[START]

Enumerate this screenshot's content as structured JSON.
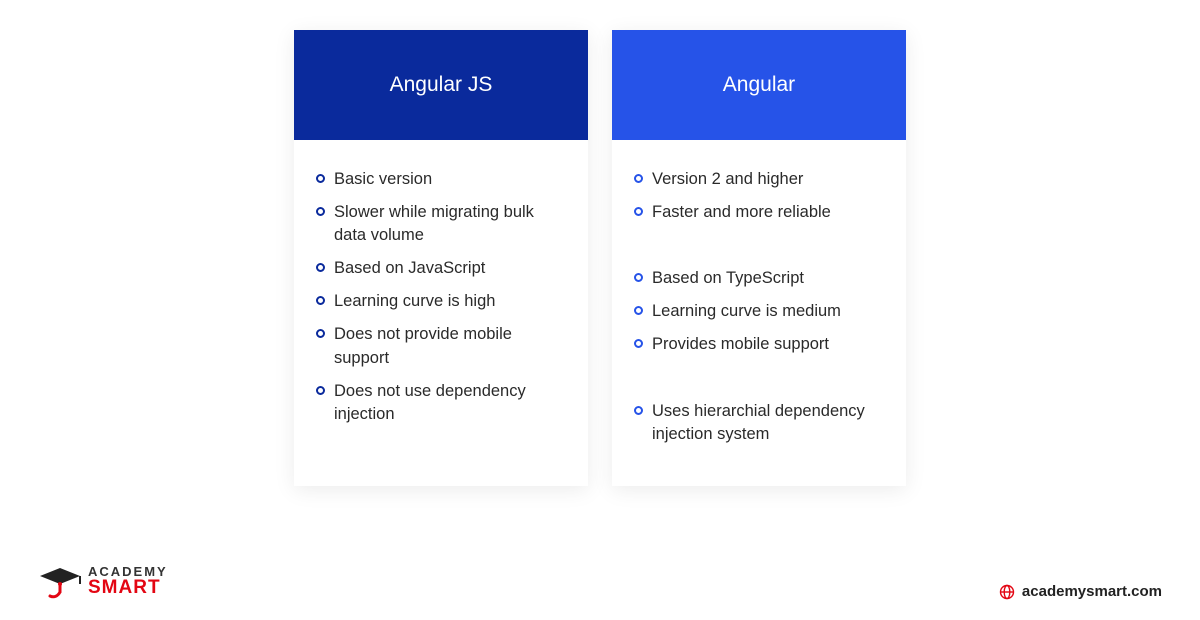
{
  "colors": {
    "header_left": "#0a2a9c",
    "header_right": "#2653e8",
    "bullet_left": "#0a2a9c",
    "bullet_right": "#2653e8",
    "accent_red": "#e30613"
  },
  "cards": [
    {
      "title": "Angular JS",
      "items": [
        "Basic version",
        "Slower while migrating bulk data volume",
        "Based on JavaScript",
        "Learning curve is high",
        "Does not provide mobile support",
        "Does not use dependency injection"
      ],
      "spacers": []
    },
    {
      "title": "Angular",
      "items": [
        "Version 2 and higher",
        "Faster and more reliable",
        "",
        "Based on TypeScript",
        "Learning curve is medium",
        "Provides mobile support",
        "",
        "Uses hierarchial dependency injection system"
      ],
      "spacers": [
        2,
        6
      ]
    }
  ],
  "footer": {
    "logo_line1": "ACADEMY",
    "logo_line2": "SMART",
    "site": "academysmart.com"
  }
}
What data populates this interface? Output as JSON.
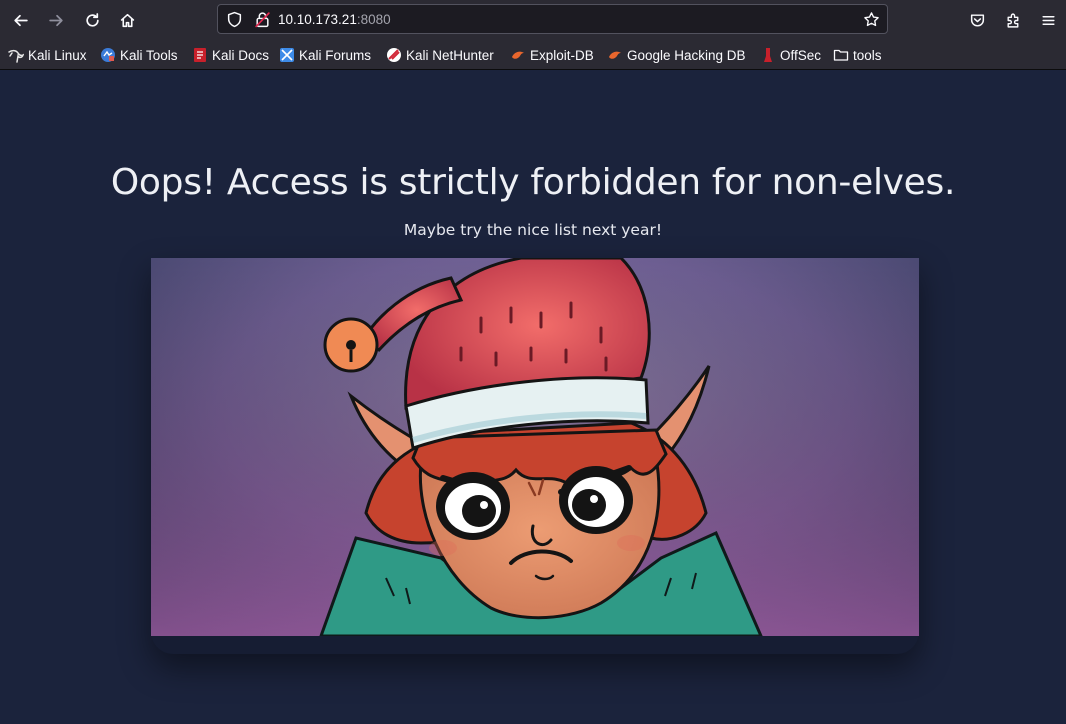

[END]

**WHAT YOU NEED TO DO**
Could you reproduce every record above exactly, leaving out the pictures?

**ANSWER IN FULL**
Enumerate this screenshot's content as structured JSON.
{
  "colors": {
    "header_left": "#0a2a9c",
    "header_right": "#2653e8",
    "bullet_left": "#0a2a9c",
    "bullet_right": "#2653e8",
    "accent_red": "#e30613"
  },
  "cards": [
    {
      "title": "Angular JS",
      "items": [
        "Basic version",
        "Slower while migrating bulk data volume",
        "Based on JavaScript",
        "Learning curve is high",
        "Does not provide mobile support",
        "Does not use dependency injection"
      ],
      "spacers": []
    },
    {
      "title": "Angular",
      "items": [
        "Version 2 and higher",
        "Faster and more reliable",
        "",
        "Based on TypeScript",
        "Learning curve is medium",
        "Provides mobile support",
        "",
        "Uses hierarchial dependency injection system"
      ],
      "spacers": [
        2,
        6
      ]
    }
  ],
  "footer": {
    "logo_line1": "ACADEMY",
    "logo_line2": "SMART",
    "site": "academysmart.com"
  }
}
What data populates this interface? Output as JSON.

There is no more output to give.